■ **Short problem**
Search the material and gather each line with "values" in it.

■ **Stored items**

>> START

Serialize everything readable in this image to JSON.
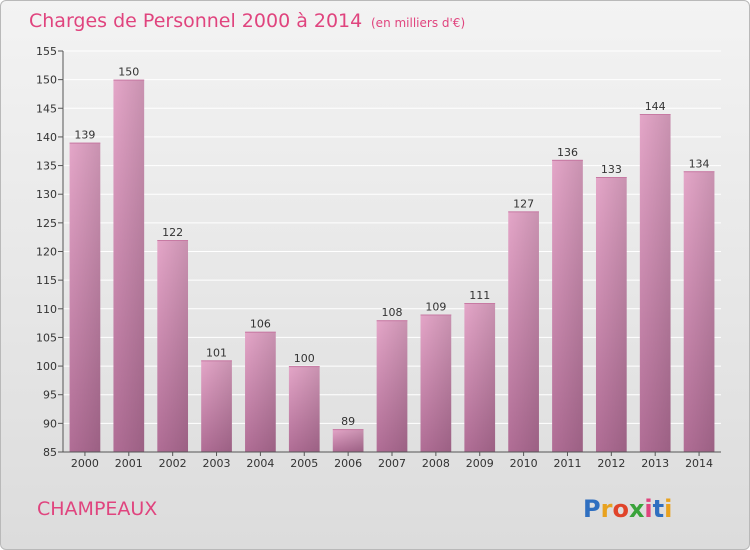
{
  "chart_data": {
    "type": "bar",
    "title": "Charges de Personnel 2000 à 2014",
    "subtitle": "(en milliers d'€)",
    "categories": [
      "2000",
      "2001",
      "2002",
      "2003",
      "2004",
      "2005",
      "2006",
      "2007",
      "2008",
      "2009",
      "2010",
      "2011",
      "2012",
      "2013",
      "2014"
    ],
    "values": [
      139,
      150,
      122,
      101,
      106,
      100,
      89,
      108,
      109,
      111,
      127,
      136,
      133,
      144,
      134
    ],
    "ylim": [
      85,
      155
    ],
    "yticks": [
      85,
      90,
      95,
      100,
      105,
      110,
      115,
      120,
      125,
      130,
      135,
      140,
      145,
      150,
      155
    ],
    "grid": true,
    "bar_color": "#d98ab2",
    "xlabel": "",
    "ylabel": ""
  },
  "footer": {
    "commune": "CHAMPEAUX",
    "brand": "Proxiti",
    "brand_colors": [
      "#2f6fc0",
      "#e8a21f",
      "#e0442a",
      "#3aa33b",
      "#e0447e",
      "#2f6fc0",
      "#e8a21f"
    ]
  },
  "colors": {
    "accent": "#e0447e",
    "grid": "#ffffff"
  }
}
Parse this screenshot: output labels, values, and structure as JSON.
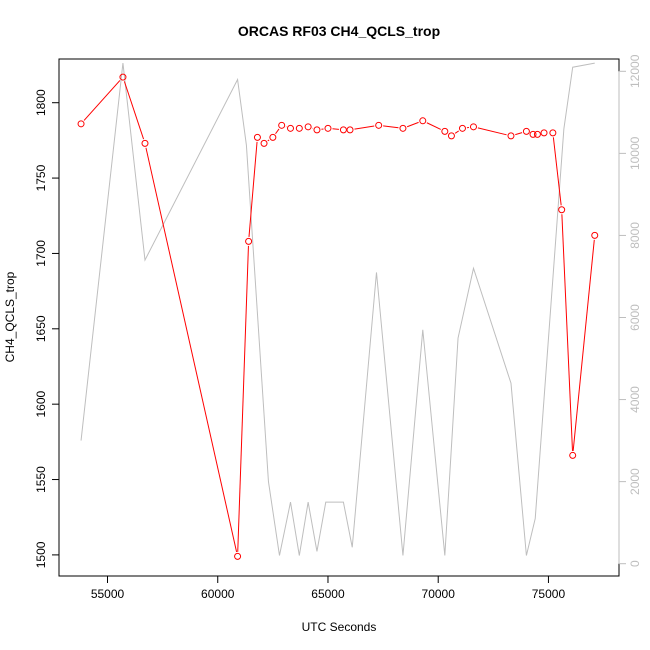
{
  "chart_data": {
    "type": "line",
    "title": "ORCAS RF03 CH4_QCLS_trop",
    "xlabel": "UTC Seconds",
    "ylabel": "CH4_QCLS_trop",
    "xlim": [
      52800,
      78200
    ],
    "ylim": [
      1486,
      1829
    ],
    "y2lim": [
      -300,
      12300
    ],
    "x_ticks": [
      55000,
      60000,
      65000,
      70000,
      75000
    ],
    "y_ticks": [
      1500,
      1550,
      1600,
      1650,
      1700,
      1750,
      1800
    ],
    "y2_ticks": [
      0,
      2000,
      4000,
      6000,
      8000,
      10000,
      12000
    ],
    "colors": {
      "primary": "#ff0000",
      "secondary": "#bebebe",
      "axis": "#000000",
      "axis2": "#bebebe"
    },
    "series": [
      {
        "axis": "left",
        "style": "line+points",
        "x": [
          53800,
          55700,
          56700,
          60900,
          61400,
          61800,
          62100,
          62500,
          62900,
          63300,
          63700,
          64100,
          64500,
          65000,
          65700,
          66000,
          67300,
          68400,
          69300,
          70300,
          70600,
          71100,
          71600,
          73300,
          74000,
          74300,
          74500,
          74800,
          75200,
          75600,
          76100,
          77100
        ],
        "y": [
          1786,
          1817,
          1773,
          1499,
          1708,
          1777,
          1773,
          1777,
          1785,
          1783,
          1783,
          1784,
          1782,
          1783,
          1782,
          1782,
          1785,
          1783,
          1788,
          1781,
          1778,
          1783,
          1784,
          1778,
          1781,
          1779,
          1779,
          1780,
          1780,
          1729,
          1566,
          1712
        ]
      },
      {
        "axis": "right",
        "style": "line",
        "x": [
          53800,
          55700,
          56700,
          60900,
          61300,
          62300,
          62800,
          63300,
          63700,
          64100,
          64500,
          64900,
          65700,
          66100,
          67200,
          68400,
          69300,
          70300,
          70900,
          71600,
          73300,
          74000,
          74400,
          75700,
          76100,
          77100
        ],
        "y": [
          3000,
          12200,
          7400,
          11800,
          10200,
          2000,
          200,
          1500,
          200,
          1500,
          300,
          1500,
          1500,
          400,
          7100,
          200,
          5700,
          200,
          5500,
          7200,
          4400,
          200,
          1100,
          10600,
          12100,
          12200
        ]
      }
    ]
  }
}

>> END

■ **Reply**
    "values": [
Parse this screenshot: output labels, values, and structure as JSON.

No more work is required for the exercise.